> Written instruction:
Please turn the lines of all the rows below into a Markdown table with two columns, "No." and "Line," numbering each line in order. Leave out the pictures and any blank lines.

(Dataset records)
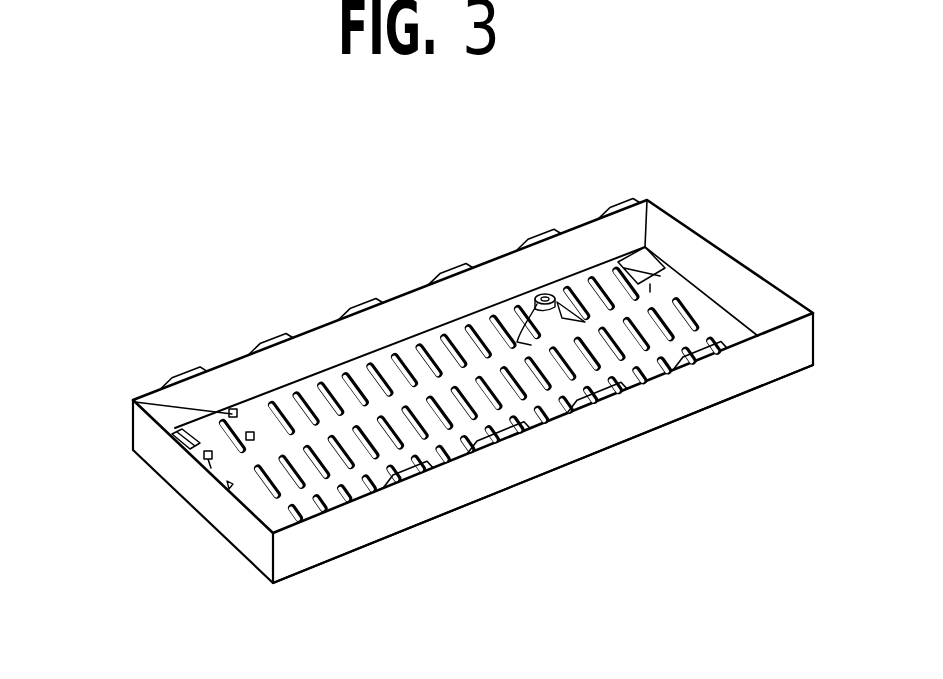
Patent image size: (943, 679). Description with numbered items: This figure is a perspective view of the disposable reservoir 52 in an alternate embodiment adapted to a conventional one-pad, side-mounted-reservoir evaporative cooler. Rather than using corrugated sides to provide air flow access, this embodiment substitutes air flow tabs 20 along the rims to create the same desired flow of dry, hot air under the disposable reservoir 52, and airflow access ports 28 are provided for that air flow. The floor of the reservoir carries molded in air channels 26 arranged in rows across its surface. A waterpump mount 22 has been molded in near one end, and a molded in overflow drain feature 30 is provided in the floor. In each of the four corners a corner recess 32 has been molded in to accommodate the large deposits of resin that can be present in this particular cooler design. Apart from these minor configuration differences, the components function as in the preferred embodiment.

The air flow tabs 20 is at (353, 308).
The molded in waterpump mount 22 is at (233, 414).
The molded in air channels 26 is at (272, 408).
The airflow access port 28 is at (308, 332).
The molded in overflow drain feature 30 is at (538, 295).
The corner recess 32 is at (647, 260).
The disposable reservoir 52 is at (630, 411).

> Result for this exercise:
| No. | Line |
|---|---|
| 1 | Patent image size: (943, 679). Description with numbered items: This figure is a perspective view of the disposable reservoir 52 in an alternate embodiment adapted to a conventional one-pad, side-mounted-reservoir evaporative cooler. Rather than using corrugated sides to provide air flow access, this embodiment substitutes air flow tabs 20 along the rims to create the same desired flow of dry, hot air under the disposable reservoir 52, and airflow access ports 28 are provided for that air flow. The floor of the reservoir carries molded in air channels 26 arranged in rows across its surface. A waterpump mount 22 has been molded in near one end, and a molded in overflow drain feature 30 is provided in the floor. In each of the four corners a corner recess 32 has been molded in to accommodate the large deposits of resin that can be present in this particular cooler design. Apart from these minor configuration differences, the components function as in the preferred embodiment. |
| 2 | The air flow tabs 20 is at (353, 308). |
| 3 | The molded in waterpump mount 22 is at (233, 414). |
| 4 | The molded in air channels 26 is at (272, 408). |
| 5 | The airflow access port 28 is at (308, 332). |
| 6 | The molded in overflow drain feature 30 is at (538, 295). |
| 7 | The corner recess 32 is at (647, 260). |
| 8 | The disposable reservoir 52 is at (630, 411). |